* [Data provided]:
# # # #

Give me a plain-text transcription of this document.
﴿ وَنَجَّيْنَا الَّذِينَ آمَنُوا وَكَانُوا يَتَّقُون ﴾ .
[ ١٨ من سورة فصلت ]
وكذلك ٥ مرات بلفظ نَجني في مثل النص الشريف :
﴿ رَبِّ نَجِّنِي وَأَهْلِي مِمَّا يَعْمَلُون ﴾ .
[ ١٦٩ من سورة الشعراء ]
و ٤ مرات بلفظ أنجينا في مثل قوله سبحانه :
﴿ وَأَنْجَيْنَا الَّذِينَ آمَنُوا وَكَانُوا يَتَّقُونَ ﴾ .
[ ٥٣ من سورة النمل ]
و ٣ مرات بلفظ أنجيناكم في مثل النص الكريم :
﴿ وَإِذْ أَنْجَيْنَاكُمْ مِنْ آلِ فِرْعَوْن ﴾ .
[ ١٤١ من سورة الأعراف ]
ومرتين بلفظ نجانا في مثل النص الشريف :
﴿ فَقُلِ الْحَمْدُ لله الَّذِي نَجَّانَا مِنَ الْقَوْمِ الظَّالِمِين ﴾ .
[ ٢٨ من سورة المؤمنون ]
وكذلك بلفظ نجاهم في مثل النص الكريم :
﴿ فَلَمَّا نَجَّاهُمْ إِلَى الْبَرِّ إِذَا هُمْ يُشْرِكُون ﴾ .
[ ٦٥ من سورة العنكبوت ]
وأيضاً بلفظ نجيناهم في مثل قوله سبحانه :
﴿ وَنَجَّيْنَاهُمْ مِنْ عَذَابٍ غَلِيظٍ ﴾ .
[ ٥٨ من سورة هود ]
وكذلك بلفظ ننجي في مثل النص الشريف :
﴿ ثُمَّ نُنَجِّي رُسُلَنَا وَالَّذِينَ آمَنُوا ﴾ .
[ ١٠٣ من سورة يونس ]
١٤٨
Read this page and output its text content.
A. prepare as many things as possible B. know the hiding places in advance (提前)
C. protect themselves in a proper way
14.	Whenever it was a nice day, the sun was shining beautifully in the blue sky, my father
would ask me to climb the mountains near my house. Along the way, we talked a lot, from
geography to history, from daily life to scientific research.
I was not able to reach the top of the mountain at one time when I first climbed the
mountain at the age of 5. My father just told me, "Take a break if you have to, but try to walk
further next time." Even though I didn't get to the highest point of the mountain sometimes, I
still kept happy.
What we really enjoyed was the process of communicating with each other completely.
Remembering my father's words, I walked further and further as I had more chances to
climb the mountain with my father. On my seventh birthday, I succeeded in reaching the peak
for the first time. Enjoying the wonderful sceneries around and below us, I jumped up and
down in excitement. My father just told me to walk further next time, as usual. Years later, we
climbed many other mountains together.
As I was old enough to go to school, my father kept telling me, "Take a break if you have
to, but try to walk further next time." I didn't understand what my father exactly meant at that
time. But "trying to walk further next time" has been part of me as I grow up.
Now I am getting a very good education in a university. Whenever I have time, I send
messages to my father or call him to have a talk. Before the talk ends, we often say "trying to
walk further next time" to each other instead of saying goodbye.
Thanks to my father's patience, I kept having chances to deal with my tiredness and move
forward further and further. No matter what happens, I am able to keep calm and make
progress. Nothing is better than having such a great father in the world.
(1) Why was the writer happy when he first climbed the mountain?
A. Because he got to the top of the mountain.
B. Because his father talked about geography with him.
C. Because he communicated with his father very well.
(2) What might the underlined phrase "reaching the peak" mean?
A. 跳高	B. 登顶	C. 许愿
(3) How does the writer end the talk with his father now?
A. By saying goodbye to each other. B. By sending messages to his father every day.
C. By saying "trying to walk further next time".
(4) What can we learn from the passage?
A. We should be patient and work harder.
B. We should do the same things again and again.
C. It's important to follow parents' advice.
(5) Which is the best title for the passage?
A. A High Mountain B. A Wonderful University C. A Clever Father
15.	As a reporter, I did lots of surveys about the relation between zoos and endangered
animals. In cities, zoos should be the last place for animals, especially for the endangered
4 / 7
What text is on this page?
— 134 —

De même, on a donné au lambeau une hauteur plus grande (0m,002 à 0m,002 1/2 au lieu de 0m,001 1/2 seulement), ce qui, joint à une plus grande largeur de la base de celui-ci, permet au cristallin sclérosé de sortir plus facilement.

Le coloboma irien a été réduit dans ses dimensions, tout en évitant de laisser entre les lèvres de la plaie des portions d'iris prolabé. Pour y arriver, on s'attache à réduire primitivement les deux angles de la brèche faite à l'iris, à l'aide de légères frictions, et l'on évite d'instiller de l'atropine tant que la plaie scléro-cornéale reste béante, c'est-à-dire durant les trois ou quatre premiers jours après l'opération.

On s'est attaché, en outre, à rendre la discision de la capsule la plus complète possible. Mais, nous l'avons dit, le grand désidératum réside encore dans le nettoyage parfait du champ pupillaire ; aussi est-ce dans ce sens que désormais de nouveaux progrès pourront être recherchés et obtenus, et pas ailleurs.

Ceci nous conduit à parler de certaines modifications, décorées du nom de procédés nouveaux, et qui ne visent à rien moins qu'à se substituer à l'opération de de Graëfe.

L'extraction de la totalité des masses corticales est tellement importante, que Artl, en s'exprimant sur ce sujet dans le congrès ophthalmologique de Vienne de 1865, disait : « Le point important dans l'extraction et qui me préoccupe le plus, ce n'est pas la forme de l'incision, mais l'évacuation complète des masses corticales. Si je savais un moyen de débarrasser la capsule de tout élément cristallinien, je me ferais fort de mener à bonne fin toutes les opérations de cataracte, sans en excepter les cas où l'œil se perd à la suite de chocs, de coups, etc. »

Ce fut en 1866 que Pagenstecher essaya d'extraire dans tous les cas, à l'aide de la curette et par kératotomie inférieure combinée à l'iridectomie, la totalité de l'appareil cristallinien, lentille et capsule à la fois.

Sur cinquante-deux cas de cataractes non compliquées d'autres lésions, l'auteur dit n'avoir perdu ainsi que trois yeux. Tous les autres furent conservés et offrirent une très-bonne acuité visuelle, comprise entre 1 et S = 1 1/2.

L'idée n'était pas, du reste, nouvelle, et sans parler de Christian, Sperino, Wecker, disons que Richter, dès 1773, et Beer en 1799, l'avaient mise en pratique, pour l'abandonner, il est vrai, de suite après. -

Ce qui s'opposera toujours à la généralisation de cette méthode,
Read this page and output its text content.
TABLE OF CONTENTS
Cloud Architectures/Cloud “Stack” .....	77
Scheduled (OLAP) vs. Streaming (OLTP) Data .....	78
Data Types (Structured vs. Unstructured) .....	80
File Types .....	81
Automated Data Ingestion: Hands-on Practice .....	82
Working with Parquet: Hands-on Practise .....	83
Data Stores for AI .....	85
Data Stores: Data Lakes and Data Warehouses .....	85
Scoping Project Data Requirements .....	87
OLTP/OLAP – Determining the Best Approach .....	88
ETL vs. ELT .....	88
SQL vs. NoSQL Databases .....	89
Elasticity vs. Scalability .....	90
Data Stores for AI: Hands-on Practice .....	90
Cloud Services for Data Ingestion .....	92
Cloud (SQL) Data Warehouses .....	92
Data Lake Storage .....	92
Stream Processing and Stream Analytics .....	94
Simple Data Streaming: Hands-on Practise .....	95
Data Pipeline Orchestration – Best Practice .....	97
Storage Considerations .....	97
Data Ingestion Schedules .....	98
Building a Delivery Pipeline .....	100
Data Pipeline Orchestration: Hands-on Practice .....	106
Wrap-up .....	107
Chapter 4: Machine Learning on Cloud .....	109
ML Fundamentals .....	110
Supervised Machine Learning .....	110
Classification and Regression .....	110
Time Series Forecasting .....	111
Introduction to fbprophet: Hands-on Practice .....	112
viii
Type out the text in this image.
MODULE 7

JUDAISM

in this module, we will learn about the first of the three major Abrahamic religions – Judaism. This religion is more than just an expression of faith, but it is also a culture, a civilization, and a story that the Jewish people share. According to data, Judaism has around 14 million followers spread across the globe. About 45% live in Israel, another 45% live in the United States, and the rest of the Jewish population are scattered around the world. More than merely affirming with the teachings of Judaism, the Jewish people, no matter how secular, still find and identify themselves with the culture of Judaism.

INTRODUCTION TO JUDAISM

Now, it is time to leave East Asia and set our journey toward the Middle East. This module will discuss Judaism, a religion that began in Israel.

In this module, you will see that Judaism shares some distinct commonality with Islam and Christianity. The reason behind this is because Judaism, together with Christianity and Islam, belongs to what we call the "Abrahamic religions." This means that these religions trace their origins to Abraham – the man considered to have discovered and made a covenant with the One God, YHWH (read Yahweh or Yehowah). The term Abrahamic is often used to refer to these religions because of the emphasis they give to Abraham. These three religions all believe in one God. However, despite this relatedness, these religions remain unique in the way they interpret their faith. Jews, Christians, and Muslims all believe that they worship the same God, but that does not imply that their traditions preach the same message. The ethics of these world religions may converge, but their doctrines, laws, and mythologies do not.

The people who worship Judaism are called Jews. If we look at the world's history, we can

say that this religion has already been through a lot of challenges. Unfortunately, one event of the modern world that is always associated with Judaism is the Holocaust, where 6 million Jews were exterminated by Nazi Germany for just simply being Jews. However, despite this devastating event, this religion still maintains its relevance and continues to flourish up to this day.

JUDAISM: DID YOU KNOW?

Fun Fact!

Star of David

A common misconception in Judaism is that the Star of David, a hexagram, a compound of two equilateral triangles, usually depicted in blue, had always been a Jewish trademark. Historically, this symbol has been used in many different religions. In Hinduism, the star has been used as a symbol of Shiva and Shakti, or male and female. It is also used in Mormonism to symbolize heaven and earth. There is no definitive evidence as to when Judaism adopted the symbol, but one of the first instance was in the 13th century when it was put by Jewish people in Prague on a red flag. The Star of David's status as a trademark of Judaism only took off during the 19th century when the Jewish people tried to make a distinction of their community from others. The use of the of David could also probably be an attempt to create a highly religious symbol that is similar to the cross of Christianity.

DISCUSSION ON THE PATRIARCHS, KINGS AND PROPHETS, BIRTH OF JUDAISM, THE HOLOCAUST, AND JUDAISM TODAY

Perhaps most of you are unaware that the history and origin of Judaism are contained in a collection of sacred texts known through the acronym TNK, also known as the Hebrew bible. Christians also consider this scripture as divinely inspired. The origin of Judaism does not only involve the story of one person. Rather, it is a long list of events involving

# # # #

* [Requirement]:
In the entries above, identify every line with the string "zoos".

* [Final result]:
15.	As a reporter, I did lots of surveys about the relation between zoos and endangered
animals. In cities, zoos should be the last place for animals, especially for the endangered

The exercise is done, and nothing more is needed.